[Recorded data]
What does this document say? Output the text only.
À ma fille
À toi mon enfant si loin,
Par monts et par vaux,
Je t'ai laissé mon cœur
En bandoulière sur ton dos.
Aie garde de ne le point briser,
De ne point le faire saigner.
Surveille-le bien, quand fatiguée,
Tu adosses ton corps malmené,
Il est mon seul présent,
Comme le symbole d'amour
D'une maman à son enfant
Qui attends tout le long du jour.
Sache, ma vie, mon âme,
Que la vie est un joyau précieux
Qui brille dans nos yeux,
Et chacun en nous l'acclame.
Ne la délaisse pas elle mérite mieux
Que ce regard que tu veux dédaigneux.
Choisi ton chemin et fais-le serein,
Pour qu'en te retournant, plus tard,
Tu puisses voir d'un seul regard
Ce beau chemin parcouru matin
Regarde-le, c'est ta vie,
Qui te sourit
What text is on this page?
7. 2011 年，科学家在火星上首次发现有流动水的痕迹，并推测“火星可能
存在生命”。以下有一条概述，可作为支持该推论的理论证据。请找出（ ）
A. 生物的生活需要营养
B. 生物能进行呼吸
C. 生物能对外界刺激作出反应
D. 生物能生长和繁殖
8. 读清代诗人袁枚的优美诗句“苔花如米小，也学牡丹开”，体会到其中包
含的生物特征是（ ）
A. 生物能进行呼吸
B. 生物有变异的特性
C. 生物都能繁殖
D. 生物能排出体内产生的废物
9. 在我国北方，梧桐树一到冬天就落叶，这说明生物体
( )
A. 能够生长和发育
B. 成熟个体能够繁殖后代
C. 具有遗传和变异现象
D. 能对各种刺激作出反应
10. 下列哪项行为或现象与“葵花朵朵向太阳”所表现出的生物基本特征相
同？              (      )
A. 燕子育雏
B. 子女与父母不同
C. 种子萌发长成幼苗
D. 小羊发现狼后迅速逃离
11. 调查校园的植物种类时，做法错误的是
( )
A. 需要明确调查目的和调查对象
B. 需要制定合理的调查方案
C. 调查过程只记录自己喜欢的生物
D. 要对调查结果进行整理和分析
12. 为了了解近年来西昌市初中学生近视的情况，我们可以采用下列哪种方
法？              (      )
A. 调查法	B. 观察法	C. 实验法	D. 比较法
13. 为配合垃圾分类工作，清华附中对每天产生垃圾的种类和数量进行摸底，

## GOAL
Please return the data above exactly as given.

## ANSWER
What does this document say? Output the text only.
À ma fille
À toi mon enfant si loin,
Par monts et par vaux,
Je t'ai laissé mon cœur
En bandoulière sur ton dos.
Aie garde de ne le point briser,
De ne point le faire saigner.
Surveille-le bien, quand fatiguée,
Tu adosses ton corps malmené,
Il est mon seul présent,
Comme le symbole d'amour
D'une maman à son enfant
Qui attends tout le long du jour.
Sache, ma vie, mon âme,
Que la vie est un joyau précieux
Qui brille dans nos yeux,
Et chacun en nous l'acclame.
Ne la délaisse pas elle mérite mieux
Que ce regard que tu veux dédaigneux.
Choisi ton chemin et fais-le serein,
Pour qu'en te retournant, plus tard,
Tu puisses voir d'un seul regard
Ce beau chemin parcouru matin
Regarde-le, c'est ta vie,
Qui te sourit
What text is on this page?
7. 2011 年，科学家在火星上首次发现有流动水的痕迹，并推测“火星可能
存在生命”。以下有一条概述，可作为支持该推论的理论证据。请找出（ ）
A. 生物的生活需要营养
B. 生物能进行呼吸
C. 生物能对外界刺激作出反应
D. 生物能生长和繁殖
8. 读清代诗人袁枚的优美诗句“苔花如米小，也学牡丹开”，体会到其中包
含的生物特征是（ ）
A. 生物能进行呼吸
B. 生物有变异的特性
C. 生物都能繁殖
D. 生物能排出体内产生的废物
9. 在我国北方，梧桐树一到冬天就落叶，这说明生物体
( )
A. 能够生长和发育
B. 成熟个体能够繁殖后代
C. 具有遗传和变异现象
D. 能对各种刺激作出反应
10. 下列哪项行为或现象与“葵花朵朵向太阳”所表现出的生物基本特征相
同？              (      )
A. 燕子育雏
B. 子女与父母不同
C. 种子萌发长成幼苗
D. 小羊发现狼后迅速逃离
11. 调查校园的植物种类时，做法错误的是
( )
A. 需要明确调查目的和调查对象
B. 需要制定合理的调查方案
C. 调查过程只记录自己喜欢的生物
D. 要对调查结果进行整理和分析
12. 为了了解近年来西昌市初中学生近视的情况，我们可以采用下列哪种方
法？              (      )
A. 调查法	B. 观察法	C. 实验法	D. 比较法
13. 为配合垃圾分类工作，清华附中对每天产生垃圾的种类和数量进行摸底，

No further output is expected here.